Stated task: Identify the lines that contain the word "byly", then copy them.

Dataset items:
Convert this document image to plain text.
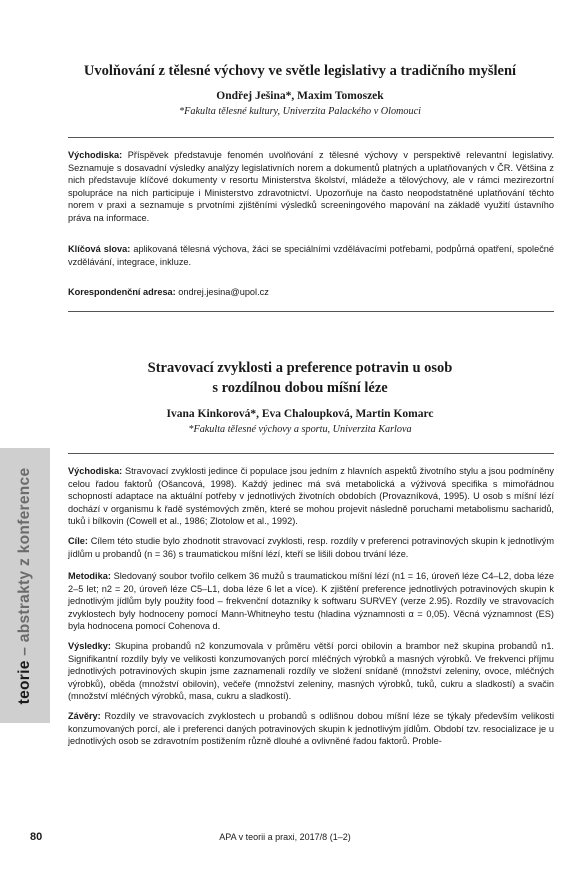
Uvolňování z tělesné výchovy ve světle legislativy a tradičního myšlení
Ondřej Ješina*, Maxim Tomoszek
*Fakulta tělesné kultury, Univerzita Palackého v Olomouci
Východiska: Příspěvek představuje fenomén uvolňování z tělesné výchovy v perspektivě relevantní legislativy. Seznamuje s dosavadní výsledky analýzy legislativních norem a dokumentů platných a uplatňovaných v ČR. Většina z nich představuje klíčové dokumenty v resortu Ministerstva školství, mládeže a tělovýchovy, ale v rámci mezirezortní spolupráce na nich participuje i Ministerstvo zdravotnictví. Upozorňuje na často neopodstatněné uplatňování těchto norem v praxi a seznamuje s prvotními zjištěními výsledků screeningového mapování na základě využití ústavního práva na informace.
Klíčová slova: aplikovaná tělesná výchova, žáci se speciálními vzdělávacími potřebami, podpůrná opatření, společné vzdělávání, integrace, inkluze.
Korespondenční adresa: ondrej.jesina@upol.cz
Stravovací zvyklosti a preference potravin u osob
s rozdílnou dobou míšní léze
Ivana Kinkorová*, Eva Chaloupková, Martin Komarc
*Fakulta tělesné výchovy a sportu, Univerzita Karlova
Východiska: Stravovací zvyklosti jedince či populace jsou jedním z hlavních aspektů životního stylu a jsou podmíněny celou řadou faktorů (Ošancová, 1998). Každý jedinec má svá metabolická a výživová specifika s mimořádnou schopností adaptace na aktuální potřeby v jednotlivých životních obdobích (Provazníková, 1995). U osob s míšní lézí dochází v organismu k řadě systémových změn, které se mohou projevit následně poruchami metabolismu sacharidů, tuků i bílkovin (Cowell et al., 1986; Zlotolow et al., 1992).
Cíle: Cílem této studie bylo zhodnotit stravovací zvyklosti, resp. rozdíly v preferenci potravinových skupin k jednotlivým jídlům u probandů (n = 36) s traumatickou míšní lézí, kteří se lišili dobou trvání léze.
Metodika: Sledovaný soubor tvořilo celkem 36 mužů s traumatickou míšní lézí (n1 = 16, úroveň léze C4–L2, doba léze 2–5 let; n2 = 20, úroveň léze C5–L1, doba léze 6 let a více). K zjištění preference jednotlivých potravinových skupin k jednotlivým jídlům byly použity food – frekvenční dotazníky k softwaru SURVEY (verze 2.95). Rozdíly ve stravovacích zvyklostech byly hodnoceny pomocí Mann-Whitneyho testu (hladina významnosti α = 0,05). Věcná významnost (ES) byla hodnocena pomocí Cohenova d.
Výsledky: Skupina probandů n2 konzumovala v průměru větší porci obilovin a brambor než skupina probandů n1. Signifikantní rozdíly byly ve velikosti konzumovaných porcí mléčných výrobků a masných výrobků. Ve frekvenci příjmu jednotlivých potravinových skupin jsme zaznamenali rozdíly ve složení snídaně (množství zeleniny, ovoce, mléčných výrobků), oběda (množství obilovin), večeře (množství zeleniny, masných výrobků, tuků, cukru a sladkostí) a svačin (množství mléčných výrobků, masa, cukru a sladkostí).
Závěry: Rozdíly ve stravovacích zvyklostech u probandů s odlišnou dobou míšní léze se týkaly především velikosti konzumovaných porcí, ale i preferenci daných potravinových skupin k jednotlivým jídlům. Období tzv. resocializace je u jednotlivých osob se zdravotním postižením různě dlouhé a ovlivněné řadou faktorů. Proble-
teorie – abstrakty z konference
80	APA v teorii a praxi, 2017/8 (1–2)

...

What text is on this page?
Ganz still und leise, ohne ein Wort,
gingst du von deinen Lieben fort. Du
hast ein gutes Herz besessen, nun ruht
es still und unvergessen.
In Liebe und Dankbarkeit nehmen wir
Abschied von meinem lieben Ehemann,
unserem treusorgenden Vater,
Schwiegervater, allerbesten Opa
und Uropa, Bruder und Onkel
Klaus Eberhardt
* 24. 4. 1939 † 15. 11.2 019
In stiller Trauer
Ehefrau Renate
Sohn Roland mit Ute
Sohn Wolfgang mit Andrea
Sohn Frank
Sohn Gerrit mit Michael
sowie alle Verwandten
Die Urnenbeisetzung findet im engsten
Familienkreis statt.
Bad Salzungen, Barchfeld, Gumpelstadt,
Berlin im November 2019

Task response:
Metodika: Sledovaný soubor tvořilo celkem 36 mužů s traumatickou míšní lézí (n1 = 16, úroveň léze C4–L2, doba léze 2–5 let; n2 = 20, úroveň léze C5–L1, doba léze 6 let a více). K zjištění preference jednotlivých potravinových skupin k jednotlivým jídlům byly použity food – frekvenční dotazníky k softwaru SURVEY (verze 2.95). Rozdíly ve stravovacích zvyklostech byly hodnoceny pomocí Mann-Whitneyho testu (hladina významnosti α = 0,05). Věcná významnost (ES) byla hodnocena pomocí Cohenova d.
Výsledky: Skupina probandů n2 konzumovala v průměru větší porci obilovin a brambor než skupina probandů n1. Signifikantní rozdíly byly ve velikosti konzumovaných porcí mléčných výrobků a masných výrobků. Ve frekvenci příjmu jednotlivých potravinových skupin jsme zaznamenali rozdíly ve složení snídaně (množství zeleniny, ovoce, mléčných výrobků), oběda (množství obilovin), večeře (množství zeleniny, masných výrobků, tuků, cukru a sladkostí) a svačin (množství mléčných výrobků, masa, cukru a sladkostí).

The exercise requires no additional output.